__Testo proposto__.
-*-

Ogni ospedale che necessita di apparecchiatura Tc (tomografia computerizzata) per l’erogazione dei propri servizi assistenziali, dovrebbe essere in possesso di un macchinario così avanzato, che tuttavia non è sufficiente se non è supportato da una rete informatica adeguata e da personale aggiornato, in grado di valutare e trasmettere le immagini degli esami svolti in tempi rapidi. Una rete radiologica e informatica all’avanguardia avvicinano la sanità al cittadino, rendendo i percorsi sanitari più semplici soprattutto nei territori più complessi per distanze e comunicazioni. Per ottenere tutto questo, occorre cultura sanitaria, visione, organizzazione e capacità di investimenti, ovvero programmazione, senza i quali anche una Tc avanzata determinerà potenzialità inespresse.

Che sviluppi può dare una nuova Tac in una Asl notoriamente carente di attrezzature, e quali altri strumenti fondamentali attualmente mancano?

In generale, un’azienda sanitaria che nei servizi (dunque non solo la diagnostica per immagini) non pianifichi investimenti sia in termini tecnologici ma anche di risorse umane, corre il rischio di offrire un’assistenza inferiore agli standard qualitativi necessari. Questa carenza potenzialmente la espone alla fuga dell’utenza (mobilità passiva) verso altre realtà pubbliche e/o private e, insieme ai propri operatori sanitari, ad un incremento di contenziosi medico-legali, con grave perdita di attrattività sia da parte dei cittadini che da parte dei professionisti di settore. Ciò determina tagli che nel medio-lungo periodo interessano tutti i servizi assistenziali, sia ospedalieri che territoriali, aggravando la sostenibilità del sistema.

Che differenza c’è fra un ospedale di provincia e uno di città? Il lavoro come cambia?

-*-

__Record del dataset__.
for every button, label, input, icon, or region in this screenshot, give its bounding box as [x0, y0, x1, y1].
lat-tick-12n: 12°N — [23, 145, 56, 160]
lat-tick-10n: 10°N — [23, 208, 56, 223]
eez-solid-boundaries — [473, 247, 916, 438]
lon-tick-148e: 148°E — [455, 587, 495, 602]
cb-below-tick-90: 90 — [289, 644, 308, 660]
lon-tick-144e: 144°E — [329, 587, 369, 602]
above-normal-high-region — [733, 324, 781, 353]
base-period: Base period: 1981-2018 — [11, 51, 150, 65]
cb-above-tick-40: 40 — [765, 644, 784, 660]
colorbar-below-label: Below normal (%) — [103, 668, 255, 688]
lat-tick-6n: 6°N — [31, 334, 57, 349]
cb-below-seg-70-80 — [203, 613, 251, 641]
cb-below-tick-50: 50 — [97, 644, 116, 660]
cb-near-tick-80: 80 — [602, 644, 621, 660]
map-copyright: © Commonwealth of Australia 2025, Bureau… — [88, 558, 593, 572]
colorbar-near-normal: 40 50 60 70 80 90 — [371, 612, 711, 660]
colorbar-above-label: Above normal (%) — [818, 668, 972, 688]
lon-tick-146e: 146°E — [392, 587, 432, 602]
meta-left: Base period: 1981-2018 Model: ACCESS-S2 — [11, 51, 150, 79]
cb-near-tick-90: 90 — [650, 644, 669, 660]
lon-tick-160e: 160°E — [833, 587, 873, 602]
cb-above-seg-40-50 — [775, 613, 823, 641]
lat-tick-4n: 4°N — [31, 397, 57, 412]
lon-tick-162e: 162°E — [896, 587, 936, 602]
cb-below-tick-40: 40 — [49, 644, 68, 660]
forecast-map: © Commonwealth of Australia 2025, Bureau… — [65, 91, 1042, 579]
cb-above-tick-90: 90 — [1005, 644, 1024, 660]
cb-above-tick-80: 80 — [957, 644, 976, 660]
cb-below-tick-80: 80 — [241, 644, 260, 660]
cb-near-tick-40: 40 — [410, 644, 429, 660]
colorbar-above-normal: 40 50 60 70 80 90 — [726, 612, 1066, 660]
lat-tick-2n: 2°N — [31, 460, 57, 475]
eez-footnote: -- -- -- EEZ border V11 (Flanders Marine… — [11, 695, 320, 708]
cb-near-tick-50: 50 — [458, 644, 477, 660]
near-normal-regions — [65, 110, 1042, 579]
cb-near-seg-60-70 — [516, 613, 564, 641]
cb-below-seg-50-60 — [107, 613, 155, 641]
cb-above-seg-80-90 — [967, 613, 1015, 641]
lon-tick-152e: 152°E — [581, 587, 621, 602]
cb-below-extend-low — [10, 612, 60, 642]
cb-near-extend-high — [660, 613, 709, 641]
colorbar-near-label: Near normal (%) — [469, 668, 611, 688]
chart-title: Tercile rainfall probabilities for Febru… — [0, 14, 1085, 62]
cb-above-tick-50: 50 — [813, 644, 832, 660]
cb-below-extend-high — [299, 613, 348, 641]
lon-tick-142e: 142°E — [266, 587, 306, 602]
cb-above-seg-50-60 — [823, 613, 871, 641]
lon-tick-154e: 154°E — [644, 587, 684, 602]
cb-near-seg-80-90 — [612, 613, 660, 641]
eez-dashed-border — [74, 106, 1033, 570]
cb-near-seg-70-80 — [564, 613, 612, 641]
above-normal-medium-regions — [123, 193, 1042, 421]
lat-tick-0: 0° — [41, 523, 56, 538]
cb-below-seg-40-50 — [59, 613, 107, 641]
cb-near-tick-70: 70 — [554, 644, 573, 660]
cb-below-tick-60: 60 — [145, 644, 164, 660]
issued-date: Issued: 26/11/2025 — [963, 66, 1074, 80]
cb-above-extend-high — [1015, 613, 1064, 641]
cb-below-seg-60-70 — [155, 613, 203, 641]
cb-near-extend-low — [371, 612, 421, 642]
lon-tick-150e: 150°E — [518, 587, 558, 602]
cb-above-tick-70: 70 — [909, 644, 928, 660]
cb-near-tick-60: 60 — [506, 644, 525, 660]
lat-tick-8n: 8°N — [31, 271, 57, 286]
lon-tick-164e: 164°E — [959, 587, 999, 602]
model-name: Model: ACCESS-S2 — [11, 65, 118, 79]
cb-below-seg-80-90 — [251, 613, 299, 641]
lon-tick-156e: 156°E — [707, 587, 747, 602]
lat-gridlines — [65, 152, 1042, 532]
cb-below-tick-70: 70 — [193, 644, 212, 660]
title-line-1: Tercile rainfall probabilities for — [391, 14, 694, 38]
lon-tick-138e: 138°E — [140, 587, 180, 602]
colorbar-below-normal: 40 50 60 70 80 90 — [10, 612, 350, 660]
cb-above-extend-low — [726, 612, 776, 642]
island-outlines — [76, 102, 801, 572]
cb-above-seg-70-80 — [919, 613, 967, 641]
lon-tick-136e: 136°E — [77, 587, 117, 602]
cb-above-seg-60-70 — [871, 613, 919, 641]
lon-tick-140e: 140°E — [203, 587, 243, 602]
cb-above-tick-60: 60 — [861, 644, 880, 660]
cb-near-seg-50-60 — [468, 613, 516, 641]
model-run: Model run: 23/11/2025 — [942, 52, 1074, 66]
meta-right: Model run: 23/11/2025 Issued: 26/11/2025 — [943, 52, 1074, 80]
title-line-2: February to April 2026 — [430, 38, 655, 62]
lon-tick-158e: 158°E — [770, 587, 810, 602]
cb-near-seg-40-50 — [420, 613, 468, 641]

-*-

__Consegna 1__. Secondo il testo sulla Tc negli ospedali, verso quali realtà rischia di spostarsi l'utenza di un'azienda sanitaria che non pianifica investimenti?
__Consegna 2__. Ripeti il testo sulla Tc negli ospedali, tutto da "In generale, un’azienda" fino a "lavoro come cambia?".

__Risposta attesa 1__. Verso altre realtà pubbliche e/o private.

__Risposta attesa 2__.
In generale, un’azienda sanitaria che nei servizi (dunque non solo la diagnostica per immagini) non pianifichi investimenti sia in termini tecnologici ma anche di risorse umane, corre il rischio di offrire un’assistenza inferiore agli standard qualitativi necessari. Questa carenza potenzialmente la espone alla fuga dell’utenza (mobilità passiva) verso altre realtà pubbliche e/o private e, insieme ai propri operatori sanitari, ad un incremento di contenziosi medico-legali, con grave perdita di attrattività sia da parte dei cittadini che da parte dei professionisti di settore. Ciò determina tagli che nel medio-lungo periodo interessano tutti i servizi assistenziali, sia ospedalieri che territoriali, aggravando la sostenibilità del sistema.

Che differenza c’è fra un ospedale di provincia e uno di città? Il lavoro come cambia?